Exercise objective |
In the basketball story, copy the passage from "A few times" up to and including "approached the goal.", substituting "unguarded" for every occurrence of "uncontested".
Text under study: Begin
As a kid, when I played sports, I spent a lot of time on the bench. You see I wasn’t the best player, I wasn’t the fastest, the strongest. When the coach would call my name “Simon get over here” I always responded “water or Gatorade?”
A few times in my career I had my opportunity to make an impact on a game. Not too long ago, I was in the Mabee Center, ORU’s home arena. It was a men’s home game and I had my chance to make my mark. We had been winning for almost the entire game and it was the last few seconds of the game. We needed a score to win.
After a break in the action, a play unfolded where I found myself on the court breaking away uncontested to the basket with just a few seconds left. I approached the goal for an uncontested layup.I had been on fire that night. I had only missed one shot the entire night. This was my chance to put the game away. As I headed for the goal, the sound in the room began to change. It was as though all the volume was cut off and all I could hear was my breathing and my heart beating in my chest.The game was on the line. The reality only began to hit me as I approached the goal.
Text under study: End
Raw data: Begin
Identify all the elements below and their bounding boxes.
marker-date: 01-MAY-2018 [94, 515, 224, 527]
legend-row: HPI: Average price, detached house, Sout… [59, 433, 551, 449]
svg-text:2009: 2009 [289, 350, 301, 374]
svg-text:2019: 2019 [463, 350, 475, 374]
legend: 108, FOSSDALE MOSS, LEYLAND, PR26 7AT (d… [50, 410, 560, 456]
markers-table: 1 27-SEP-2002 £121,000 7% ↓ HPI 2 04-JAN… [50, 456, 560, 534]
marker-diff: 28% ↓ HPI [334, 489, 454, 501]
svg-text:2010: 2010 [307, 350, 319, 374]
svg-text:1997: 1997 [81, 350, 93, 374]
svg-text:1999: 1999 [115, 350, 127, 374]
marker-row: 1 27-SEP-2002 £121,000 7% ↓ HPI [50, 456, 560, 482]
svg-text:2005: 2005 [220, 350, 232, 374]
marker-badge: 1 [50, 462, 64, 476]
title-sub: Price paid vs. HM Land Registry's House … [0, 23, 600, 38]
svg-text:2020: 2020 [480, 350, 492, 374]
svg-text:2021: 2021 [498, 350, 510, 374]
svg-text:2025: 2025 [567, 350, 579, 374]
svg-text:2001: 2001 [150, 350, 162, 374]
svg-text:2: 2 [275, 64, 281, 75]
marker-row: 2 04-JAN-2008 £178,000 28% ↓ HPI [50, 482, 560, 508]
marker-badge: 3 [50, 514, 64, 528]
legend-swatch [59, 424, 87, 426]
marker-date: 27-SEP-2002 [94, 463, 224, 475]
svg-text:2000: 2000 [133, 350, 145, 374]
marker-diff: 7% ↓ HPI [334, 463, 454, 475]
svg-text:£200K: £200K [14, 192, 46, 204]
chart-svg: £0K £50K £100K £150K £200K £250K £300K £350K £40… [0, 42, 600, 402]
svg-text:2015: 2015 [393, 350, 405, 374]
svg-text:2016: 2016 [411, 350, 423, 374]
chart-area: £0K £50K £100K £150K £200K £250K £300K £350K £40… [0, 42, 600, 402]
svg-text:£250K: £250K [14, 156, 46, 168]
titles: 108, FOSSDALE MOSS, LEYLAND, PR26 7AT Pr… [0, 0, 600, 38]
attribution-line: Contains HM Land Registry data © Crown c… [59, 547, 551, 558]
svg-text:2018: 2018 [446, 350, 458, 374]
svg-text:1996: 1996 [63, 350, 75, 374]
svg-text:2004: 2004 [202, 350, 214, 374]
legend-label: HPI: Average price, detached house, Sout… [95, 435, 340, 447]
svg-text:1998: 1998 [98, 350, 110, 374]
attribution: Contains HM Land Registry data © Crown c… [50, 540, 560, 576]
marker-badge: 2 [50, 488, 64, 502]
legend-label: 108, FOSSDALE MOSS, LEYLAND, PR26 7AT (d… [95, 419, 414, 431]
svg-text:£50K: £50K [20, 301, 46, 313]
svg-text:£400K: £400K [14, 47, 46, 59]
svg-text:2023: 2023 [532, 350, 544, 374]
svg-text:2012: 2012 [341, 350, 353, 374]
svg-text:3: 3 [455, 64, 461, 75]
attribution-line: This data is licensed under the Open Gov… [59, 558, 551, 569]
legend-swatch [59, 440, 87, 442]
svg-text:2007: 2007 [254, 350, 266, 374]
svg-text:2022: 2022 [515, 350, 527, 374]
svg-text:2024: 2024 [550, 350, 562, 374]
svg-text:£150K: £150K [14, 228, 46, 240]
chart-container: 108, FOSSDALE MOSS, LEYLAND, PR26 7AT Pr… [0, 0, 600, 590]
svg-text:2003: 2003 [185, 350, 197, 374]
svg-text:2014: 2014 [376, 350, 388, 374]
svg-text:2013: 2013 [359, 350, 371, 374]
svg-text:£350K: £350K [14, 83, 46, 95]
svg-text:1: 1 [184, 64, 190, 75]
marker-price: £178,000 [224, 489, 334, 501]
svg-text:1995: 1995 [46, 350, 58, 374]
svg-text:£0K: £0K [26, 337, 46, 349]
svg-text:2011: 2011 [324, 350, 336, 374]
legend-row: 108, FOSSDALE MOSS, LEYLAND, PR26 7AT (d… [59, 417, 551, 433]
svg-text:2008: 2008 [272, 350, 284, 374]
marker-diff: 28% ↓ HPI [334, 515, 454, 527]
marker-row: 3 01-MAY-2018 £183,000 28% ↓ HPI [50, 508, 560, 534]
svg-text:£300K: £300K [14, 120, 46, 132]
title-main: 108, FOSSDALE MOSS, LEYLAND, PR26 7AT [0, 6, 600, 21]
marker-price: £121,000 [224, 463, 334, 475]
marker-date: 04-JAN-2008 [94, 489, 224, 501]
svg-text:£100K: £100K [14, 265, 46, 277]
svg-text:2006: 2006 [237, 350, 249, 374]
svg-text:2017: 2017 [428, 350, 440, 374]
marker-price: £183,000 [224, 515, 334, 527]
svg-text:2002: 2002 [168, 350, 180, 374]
Raw data: End
Solution |
A few times in my career I had my opportunity to make an impact on a game. Not too long ago, I was in the Mabee Center, ORU’s home arena. It was a men’s home game and I had my chance to make my mark. We had been winning for almost the entire game and it was the last few seconds of the game. We needed a score to win.
After a break in the action, a play unfolded where I found myself on the court breaking away unguarded to the basket with just a few seconds left. I approached the goal for an unguarded layup.I had been on fire that night. I had only missed one shot the entire night. This was my chance to put the game away. As I headed for the goal, the sound in the room began to change. It was as though all the volume was cut off and all I could hear was my breathing and my heart beating in my chest.The game was on the line. The reality only began to hit me as I approached the goal.